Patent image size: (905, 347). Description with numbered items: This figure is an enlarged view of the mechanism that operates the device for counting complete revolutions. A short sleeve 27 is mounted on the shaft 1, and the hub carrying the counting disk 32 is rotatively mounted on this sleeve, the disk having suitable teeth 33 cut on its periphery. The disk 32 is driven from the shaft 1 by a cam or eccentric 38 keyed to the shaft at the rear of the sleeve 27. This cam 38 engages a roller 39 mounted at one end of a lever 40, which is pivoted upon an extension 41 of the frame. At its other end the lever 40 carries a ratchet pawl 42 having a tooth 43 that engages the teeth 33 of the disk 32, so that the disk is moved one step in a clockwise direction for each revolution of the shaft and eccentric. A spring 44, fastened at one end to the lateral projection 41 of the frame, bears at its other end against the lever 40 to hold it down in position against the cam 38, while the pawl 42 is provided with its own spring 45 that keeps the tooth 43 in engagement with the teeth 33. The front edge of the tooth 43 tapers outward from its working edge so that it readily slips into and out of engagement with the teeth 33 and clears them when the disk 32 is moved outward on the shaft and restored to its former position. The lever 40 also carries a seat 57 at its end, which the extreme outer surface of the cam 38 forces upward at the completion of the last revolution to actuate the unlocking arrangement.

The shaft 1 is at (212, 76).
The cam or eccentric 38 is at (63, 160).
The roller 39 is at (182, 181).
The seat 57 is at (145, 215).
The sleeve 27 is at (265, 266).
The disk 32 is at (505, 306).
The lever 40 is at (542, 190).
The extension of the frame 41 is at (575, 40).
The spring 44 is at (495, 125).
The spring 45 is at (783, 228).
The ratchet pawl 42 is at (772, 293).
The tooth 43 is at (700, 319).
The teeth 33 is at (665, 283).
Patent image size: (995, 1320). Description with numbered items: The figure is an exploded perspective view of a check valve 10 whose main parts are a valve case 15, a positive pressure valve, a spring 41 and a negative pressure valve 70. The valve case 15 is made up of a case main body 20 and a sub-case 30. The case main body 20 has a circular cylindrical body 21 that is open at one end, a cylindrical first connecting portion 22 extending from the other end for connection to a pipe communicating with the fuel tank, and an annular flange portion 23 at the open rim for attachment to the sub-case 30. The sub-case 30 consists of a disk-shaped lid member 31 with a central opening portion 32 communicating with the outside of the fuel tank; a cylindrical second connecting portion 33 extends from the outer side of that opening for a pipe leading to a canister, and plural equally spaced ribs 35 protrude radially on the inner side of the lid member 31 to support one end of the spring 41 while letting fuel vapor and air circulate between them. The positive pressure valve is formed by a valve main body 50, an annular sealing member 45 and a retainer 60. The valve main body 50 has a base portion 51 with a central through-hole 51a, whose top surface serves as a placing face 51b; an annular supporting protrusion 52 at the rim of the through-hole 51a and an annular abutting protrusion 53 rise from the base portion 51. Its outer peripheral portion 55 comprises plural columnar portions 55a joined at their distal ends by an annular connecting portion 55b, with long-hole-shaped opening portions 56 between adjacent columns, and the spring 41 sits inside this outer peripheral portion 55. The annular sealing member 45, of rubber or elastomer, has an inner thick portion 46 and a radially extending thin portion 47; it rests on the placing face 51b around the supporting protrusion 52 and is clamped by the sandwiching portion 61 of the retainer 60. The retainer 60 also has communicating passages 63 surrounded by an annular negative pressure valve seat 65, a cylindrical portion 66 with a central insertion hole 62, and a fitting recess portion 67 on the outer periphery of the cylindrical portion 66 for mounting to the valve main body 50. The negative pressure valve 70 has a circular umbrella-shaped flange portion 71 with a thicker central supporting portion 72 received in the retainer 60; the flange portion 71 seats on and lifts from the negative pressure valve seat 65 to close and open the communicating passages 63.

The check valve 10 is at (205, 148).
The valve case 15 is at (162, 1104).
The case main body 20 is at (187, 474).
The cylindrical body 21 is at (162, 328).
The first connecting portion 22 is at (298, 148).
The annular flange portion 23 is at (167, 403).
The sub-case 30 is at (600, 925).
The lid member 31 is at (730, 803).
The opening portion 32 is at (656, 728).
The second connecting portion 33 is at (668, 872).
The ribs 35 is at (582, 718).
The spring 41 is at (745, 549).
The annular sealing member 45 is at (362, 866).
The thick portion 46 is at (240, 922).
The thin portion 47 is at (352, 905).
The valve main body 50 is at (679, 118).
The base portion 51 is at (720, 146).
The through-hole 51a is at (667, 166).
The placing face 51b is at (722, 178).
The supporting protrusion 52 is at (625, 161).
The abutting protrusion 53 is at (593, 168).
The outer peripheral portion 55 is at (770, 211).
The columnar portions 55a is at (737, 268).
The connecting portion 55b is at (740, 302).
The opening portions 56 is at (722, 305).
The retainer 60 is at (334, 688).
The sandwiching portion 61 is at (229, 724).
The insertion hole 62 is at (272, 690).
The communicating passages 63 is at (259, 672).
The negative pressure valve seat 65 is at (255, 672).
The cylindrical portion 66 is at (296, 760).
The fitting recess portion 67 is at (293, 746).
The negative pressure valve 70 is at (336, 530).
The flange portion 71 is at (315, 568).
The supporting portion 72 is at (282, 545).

+--

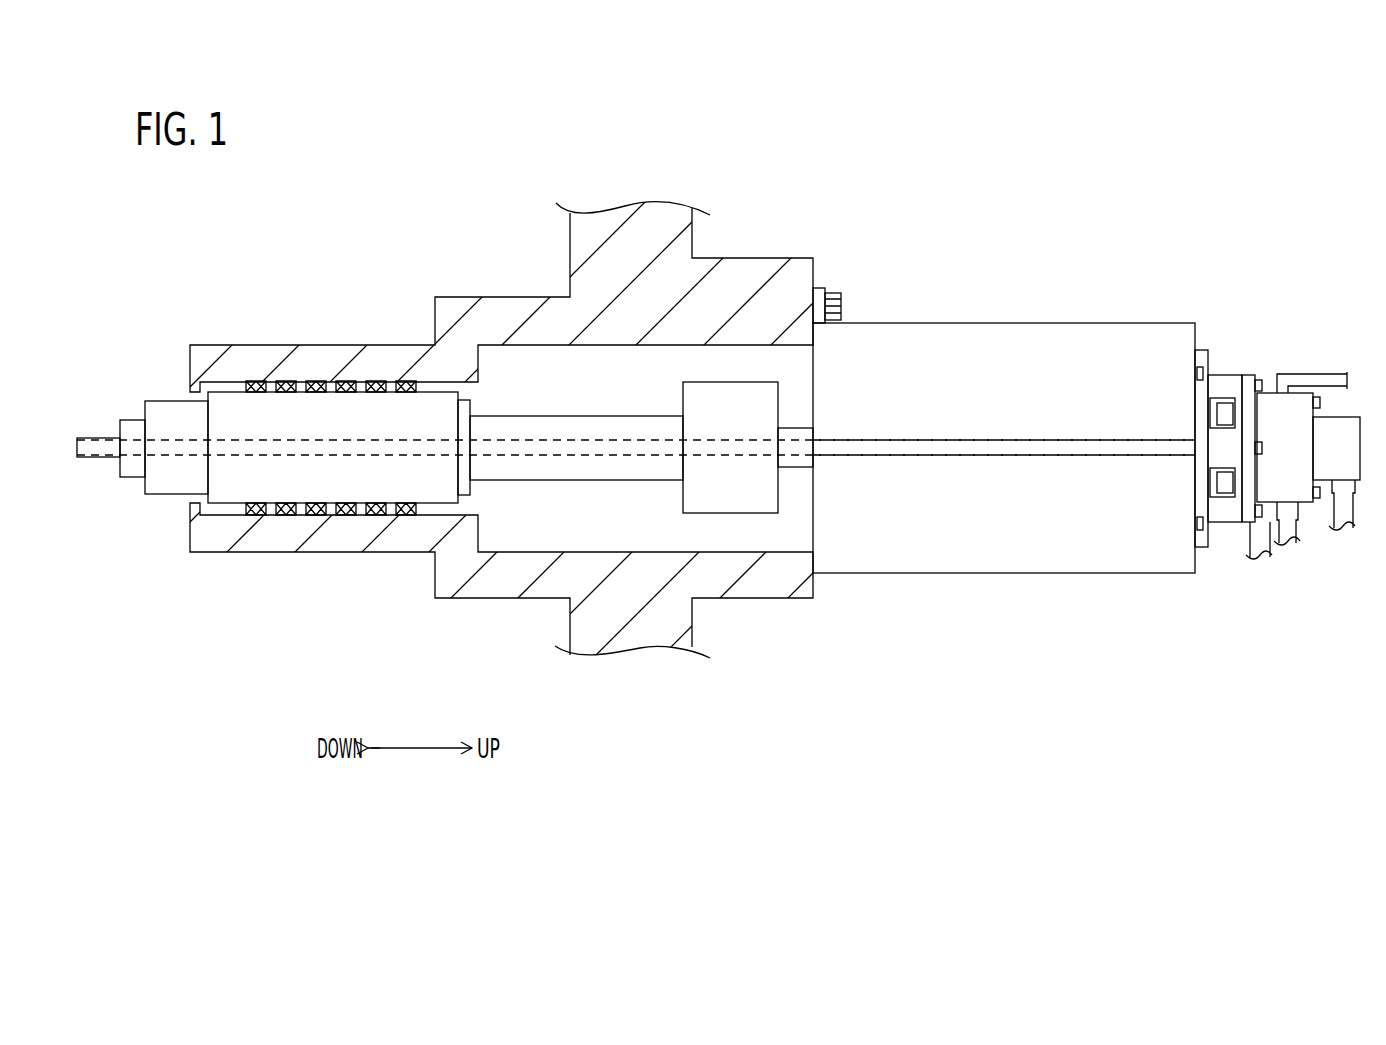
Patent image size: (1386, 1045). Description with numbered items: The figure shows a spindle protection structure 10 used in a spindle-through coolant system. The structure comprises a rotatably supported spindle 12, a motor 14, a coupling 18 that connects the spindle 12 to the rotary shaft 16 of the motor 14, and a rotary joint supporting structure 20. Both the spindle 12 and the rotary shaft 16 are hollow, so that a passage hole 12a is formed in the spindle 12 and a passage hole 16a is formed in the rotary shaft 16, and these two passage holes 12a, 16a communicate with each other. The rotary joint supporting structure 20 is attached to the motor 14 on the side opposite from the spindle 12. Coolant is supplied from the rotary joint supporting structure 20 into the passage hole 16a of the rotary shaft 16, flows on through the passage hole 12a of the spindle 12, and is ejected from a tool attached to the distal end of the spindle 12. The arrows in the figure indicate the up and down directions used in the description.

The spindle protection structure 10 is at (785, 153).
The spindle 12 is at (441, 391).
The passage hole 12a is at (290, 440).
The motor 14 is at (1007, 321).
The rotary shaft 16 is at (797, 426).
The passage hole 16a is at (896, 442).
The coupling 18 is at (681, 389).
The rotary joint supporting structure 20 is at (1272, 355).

+--

## Direction:
Rewrite the lines from the one containing "Patent image size: (905, 347)." through the one containing "The extension of", inclusive, replacing "enlarged view" with "magnified view" and leaving everything else unchanged.

## Problem solution:
Patent image size: (905, 347). Description with numbered items: This figure is an magnified view of the mechanism that operates the device for counting complete revolutions. A short sleeve 27 is mounted on the shaft 1, and the hub carrying the counting disk 32 is rotatively mounted on this sleeve, the disk having suitable teeth 33 cut on its periphery. The disk 32 is driven from the shaft 1 by a cam or eccentric 38 keyed to the shaft at the rear of the sleeve 27. This cam 38 engages a roller 39 mounted at one end of a lever 40, which is pivoted upon an extension 41 of the frame. At its other end the lever 40 carries a ratchet pawl 42 having a tooth 43 that engages the teeth 33 of the disk 32, so that the disk is moved one step in a clockwise direction for each revolution of the shaft and eccentric. A spring 44, fastened at one end to the lateral projection 41 of the frame, bears at its other end against the lever 40 to hold it down in position against the cam 38, while the pawl 42 is provided with its own spring 45 that keeps the tooth 43 in engagement with the teeth 33. The front edge of the tooth 43 tapers outward from its working edge so that it readily slips into and out of engagement with the teeth 33 and clears them when the disk 32 is moved outward on the shaft and restored to its former position. The lever 40 also carries a seat 57 at its end, which the extreme outer surface of the cam 38 forces upward at the completion of the last revolution to actuate the unlocking arrangement.

The shaft 1 is at (212, 76).
The cam or eccentric 38 is at (63, 160).
The roller 39 is at (182, 181).
The seat 57 is at (145, 215).
The sleeve 27 is at (265, 266).
The disk 32 is at (505, 306).
The lever 40 is at (542, 190).
The extension of the frame 41 is at (575, 40).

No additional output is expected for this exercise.